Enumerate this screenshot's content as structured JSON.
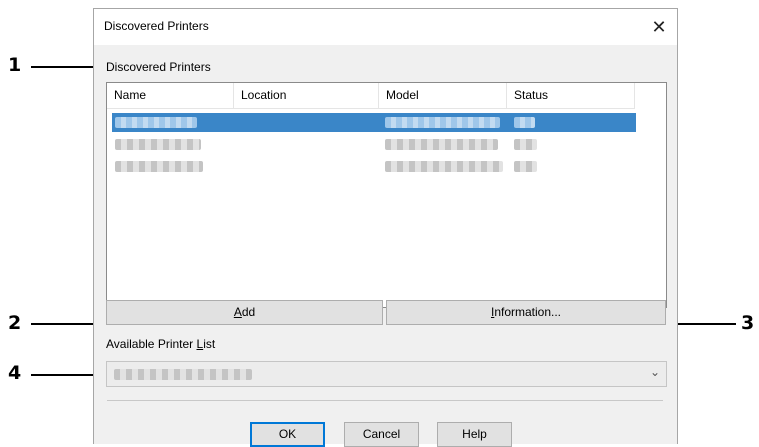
{
  "dialog": {
    "title": "Discovered Printers",
    "close_icon": "close-icon"
  },
  "group": {
    "label": "Discovered Printers"
  },
  "list": {
    "columns": [
      "Name",
      "Location",
      "Model",
      "Status"
    ],
    "selected_color": "#3a86c8"
  },
  "buttons": {
    "add_mnemonic": "A",
    "add_rest": "dd",
    "info_mnemonic": "I",
    "info_rest": "nformation...",
    "ok": "OK",
    "cancel": "Cancel",
    "help": "Help"
  },
  "available": {
    "label_prefix": "Available Printer ",
    "label_mnemonic": "L",
    "label_rest": "ist"
  },
  "callouts": [
    "1",
    "2",
    "3",
    "4"
  ]
}
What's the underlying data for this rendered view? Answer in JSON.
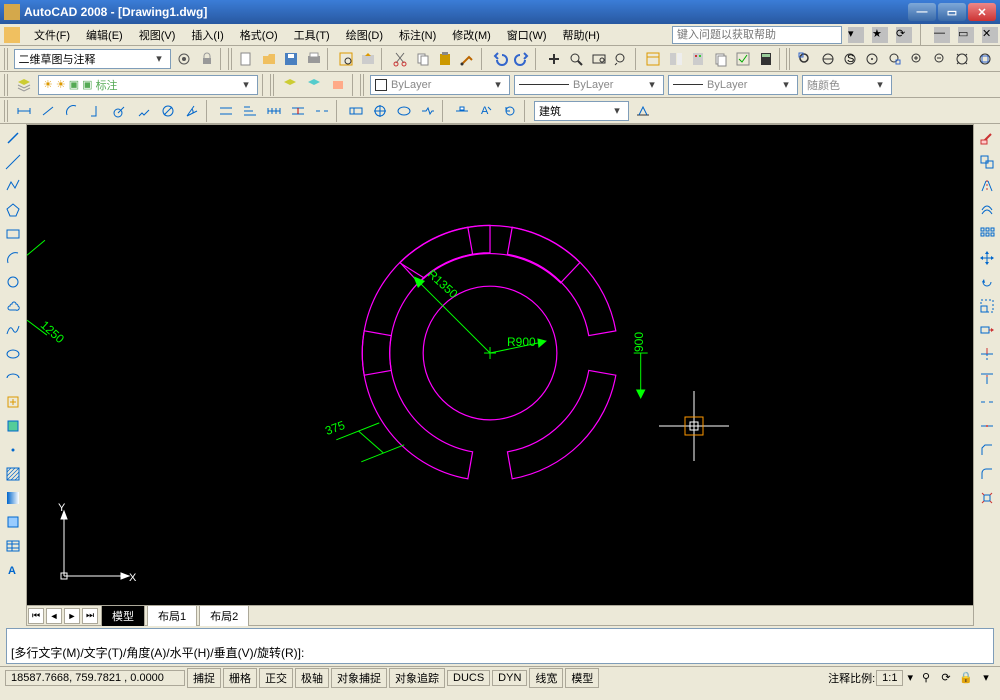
{
  "window": {
    "title": "AutoCAD 2008 - [Drawing1.dwg]",
    "help_placeholder": "键入问题以获取帮助"
  },
  "menus": [
    "文件(F)",
    "编辑(E)",
    "视图(V)",
    "插入(I)",
    "格式(O)",
    "工具(T)",
    "绘图(D)",
    "标注(N)",
    "修改(M)",
    "窗口(W)",
    "帮助(H)"
  ],
  "workspace": "二维草图与注释",
  "layers": {
    "current": "标注",
    "bylayer_color": "ByLayer",
    "bylayer_lt": "ByLayer",
    "bylayer_lw": "ByLayer",
    "followcolor": "随颜色"
  },
  "dim": {
    "style": "建筑"
  },
  "tabs": {
    "model": "模型",
    "layout1": "布局1",
    "layout2": "布局2"
  },
  "cmd": {
    "prompt": "[多行文字(M)/文字(T)/角度(A)/水平(H)/垂直(V)/旋转(R)]:"
  },
  "status": {
    "coords": "18587.7668, 759.7821 , 0.0000",
    "snap": "捕捉",
    "grid": "栅格",
    "ortho": "正交",
    "polar": "极轴",
    "osnap": "对象捕捉",
    "otrack": "对象追踪",
    "ducs": "DUCS",
    "dyn": "DYN",
    "lwt": "线宽",
    "model": "模型",
    "anno": "注释比例:",
    "scale": "1:1"
  },
  "drawing": {
    "ucs_x": "X",
    "ucs_y": "Y",
    "dims": {
      "r900": "R900",
      "r1350": "R1350",
      "d375": "375",
      "d900": "900",
      "d1250": "1250"
    }
  }
}
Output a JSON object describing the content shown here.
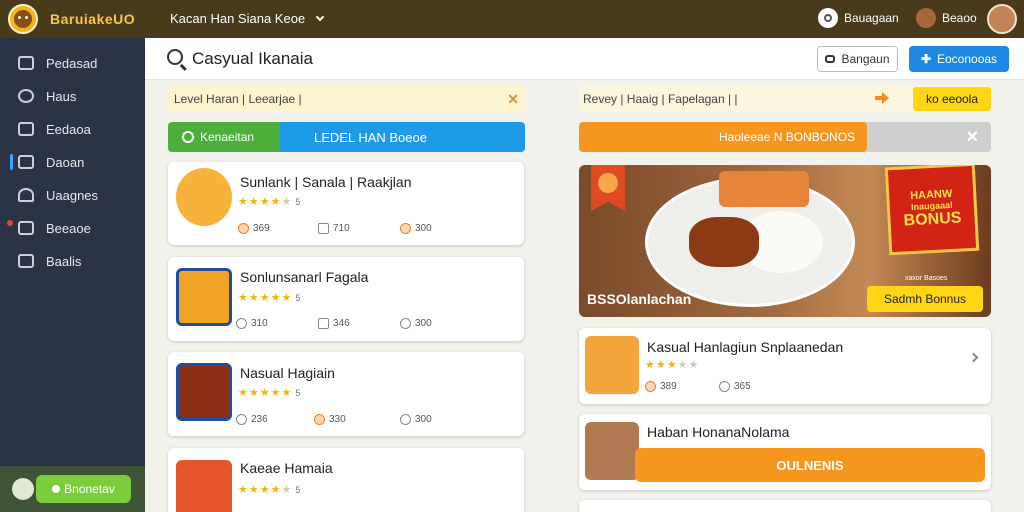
{
  "app": {
    "brand": "BaruiakeUO"
  },
  "topbar": {
    "nav_label": "Kacan Han Siana Keoe",
    "user1_label": "Bauagaan",
    "user2_label": "Beaoo"
  },
  "sidebar": {
    "items": [
      {
        "label": "Pedasad",
        "icon": "home-icon"
      },
      {
        "label": "Haus",
        "icon": "gear-icon"
      },
      {
        "label": "Eedaoa",
        "icon": "calendar-icon"
      },
      {
        "label": "Daoan",
        "icon": "document-icon"
      },
      {
        "label": "Uaagnes",
        "icon": "user-icon"
      },
      {
        "label": "Beeaoe",
        "icon": "grid-icon"
      },
      {
        "label": "Baalis",
        "icon": "box-icon"
      }
    ],
    "bottom_button": "Bnonetav"
  },
  "header": {
    "title": "Casyual Ikanaia",
    "button_secondary": "Bangaun",
    "button_primary": "Eoconooas"
  },
  "left_panel": {
    "filter_text": "Level Haran | Leearjae |",
    "tab_green": "Kenaeitan",
    "tab_blue": "LEDEL HAN Boeoe",
    "cards": [
      {
        "title": "Sunlank | Sanala | Raakjlan",
        "rating": 4,
        "count": "5",
        "meta": [
          "369",
          "710",
          "300"
        ],
        "thumb_color": "#f6b23a"
      },
      {
        "title": "Sonlunsanarl Fagala",
        "rating": 5,
        "count": "5",
        "meta": [
          "310",
          "346",
          "300"
        ],
        "thumb_color": "#f2a524"
      },
      {
        "title": "Nasual Hagiain",
        "rating": 5,
        "count": "5",
        "meta": [
          "236",
          "330",
          "300"
        ],
        "thumb_color": "#8a2d12"
      },
      {
        "title": "Kaeae Hamaia",
        "rating": 4,
        "count": "5",
        "meta": [],
        "thumb_color": "#e9552a"
      }
    ]
  },
  "right_panel": {
    "filter_text": "Revey | Haaig | Fapelagan | |",
    "filter_button": "ko eeoola",
    "progress_label": "Haoleeae N BONBONOS",
    "progress": 0.7,
    "promo": {
      "caption": "BSSOlanlachan",
      "badge_lines": [
        "HAANW",
        "BONUS"
      ],
      "badge_sub": "Inaugaaal",
      "fine_text": "xaxor Basoes",
      "button": "Sadmh Bonnus"
    },
    "cards": [
      {
        "title": "Kasual Hanlagiun Snplaanedan",
        "rating": 3,
        "meta": [
          "389",
          "365"
        ],
        "thumb_color": "#f3a43a"
      },
      {
        "title": "Haban HonanaNolama",
        "button": "OULNENIS",
        "thumb_color": "#b07a52"
      }
    ]
  },
  "colors": {
    "accent_blue": "#1e9be8",
    "accent_green": "#4caf3a",
    "accent_orange": "#f7961e",
    "accent_yellow": "#ffd516"
  }
}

## TASK OBJECTIVE
Output every entry verbatim. Pictures do not belong in the copy.

## SOLUTION TO THE EXERCISE
Enumerate this screenshot's content as structured JSON.
{
  "dialog": {
    "title": "Discovered Printers",
    "close_icon": "close-icon"
  },
  "group": {
    "label": "Discovered Printers"
  },
  "list": {
    "columns": [
      "Name",
      "Location",
      "Model",
      "Status"
    ],
    "selected_color": "#3a86c8"
  },
  "buttons": {
    "add_mnemonic": "A",
    "add_rest": "dd",
    "info_mnemonic": "I",
    "info_rest": "nformation...",
    "ok": "OK",
    "cancel": "Cancel",
    "help": "Help"
  },
  "available": {
    "label_prefix": "Available Printer ",
    "label_mnemonic": "L",
    "label_rest": "ist"
  },
  "callouts": [
    "1",
    "2",
    "3",
    "4"
  ]
}
What's the underlying data for this rendered view? Answer in JSON.
{
  "window": {
    "title": "AutoCAD 2008 - [Drawing1.dwg]",
    "help_placeholder": "键入问题以获取帮助"
  },
  "menus": [
    "文件(F)",
    "编辑(E)",
    "视图(V)",
    "插入(I)",
    "格式(O)",
    "工具(T)",
    "绘图(D)",
    "标注(N)",
    "修改(M)",
    "窗口(W)",
    "帮助(H)"
  ],
  "workspace": "二维草图与注释",
  "layers": {
    "current": "标注",
    "bylayer_color": "ByLayer",
    "bylayer_lt": "ByLayer",
    "bylayer_lw": "ByLayer",
    "followcolor": "随颜色"
  },
  "dim": {
    "style": "建筑"
  },
  "tabs": {
    "model": "模型",
    "layout1": "布局1",
    "layout2": "布局2"
  },
  "cmd": {
    "prompt": "[多行文字(M)/文字(T)/角度(A)/水平(H)/垂直(V)/旋转(R)]:"
  },
  "status": {
    "coords": "18587.7668, 759.7821 , 0.0000",
    "snap": "捕捉",
    "grid": "栅格",
    "ortho": "正交",
    "polar": "极轴",
    "osnap": "对象捕捉",
    "otrack": "对象追踪",
    "ducs": "DUCS",
    "dyn": "DYN",
    "lwt": "线宽",
    "model": "模型",
    "anno": "注释比例:",
    "scale": "1:1"
  },
  "drawing": {
    "ucs_x": "X",
    "ucs_y": "Y",
    "dims": {
      "r900": "R900",
      "r1350": "R1350",
      "d375": "375",
      "d900": "900",
      "d1250": "1250"
    }
  }
}
Output a JSON object describing the content shown here.
{
  "app": {
    "brand": "BaruiakeUO"
  },
  "topbar": {
    "nav_label": "Kacan Han Siana Keoe",
    "user1_label": "Bauagaan",
    "user2_label": "Beaoo"
  },
  "sidebar": {
    "items": [
      {
        "label": "Pedasad",
        "icon": "home-icon"
      },
      {
        "label": "Haus",
        "icon": "gear-icon"
      },
      {
        "label": "Eedaoa",
        "icon": "calendar-icon"
      },
      {
        "label": "Daoan",
        "icon": "document-icon"
      },
      {
        "label": "Uaagnes",
        "icon": "user-icon"
      },
      {
        "label": "Beeaoe",
        "icon": "grid-icon"
      },
      {
        "label": "Baalis",
        "icon": "box-icon"
      }
    ],
    "bottom_button": "Bnonetav"
  },
  "header": {
    "title": "Casyual Ikanaia",
    "button_secondary": "Bangaun",
    "button_primary": "Eoconooas"
  },
  "left_panel": {
    "filter_text": "Level Haran | Leearjae |",
    "tab_green": "Kenaeitan",
    "tab_blue": "LEDEL HAN Boeoe",
    "cards": [
      {
        "title": "Sunlank | Sanala | Raakjlan",
        "rating": 4,
        "count": "5",
        "meta": [
          "369",
          "710",
          "300"
        ],
        "thumb_color": "#f6b23a"
      },
      {
        "title": "Sonlunsanarl Fagala",
        "rating": 5,
        "count": "5",
        "meta": [
          "310",
          "346",
          "300"
        ],
        "thumb_color": "#f2a524"
      },
      {
        "title": "Nasual Hagiain",
        "rating": 5,
        "count": "5",
        "meta": [
          "236",
          "330",
          "300"
        ],
        "thumb_color": "#8a2d12"
      },
      {
        "title": "Kaeae Hamaia",
        "rating": 4,
        "count": "5",
        "meta": [],
        "thumb_color": "#e9552a"
      }
    ]
  },
  "right_panel": {
    "filter_text": "Revey | Haaig | Fapelagan | |",
    "filter_button": "ko eeoola",
    "progress_label": "Haoleeae N BONBONOS",
    "progress": 0.7,
    "promo": {
      "caption": "BSSOlanlachan",
      "badge_lines": [
        "HAANW",
        "BONUS"
      ],
      "badge_sub": "Inaugaaal",
      "fine_text": "xaxor Basoes",
      "button": "Sadmh Bonnus"
    },
    "cards": [
      {
        "title": "Kasual Hanlagiun Snplaanedan",
        "rating": 3,
        "meta": [
          "389",
          "365"
        ],
        "thumb_color": "#f3a43a"
      },
      {
        "title": "Haban HonanaNolama",
        "button": "OULNENIS",
        "thumb_color": "#b07a52"
      }
    ]
  },
  "colors": {
    "accent_blue": "#1e9be8",
    "accent_green": "#4caf3a",
    "accent_orange": "#f7961e",
    "accent_yellow": "#ffd516"
  }
}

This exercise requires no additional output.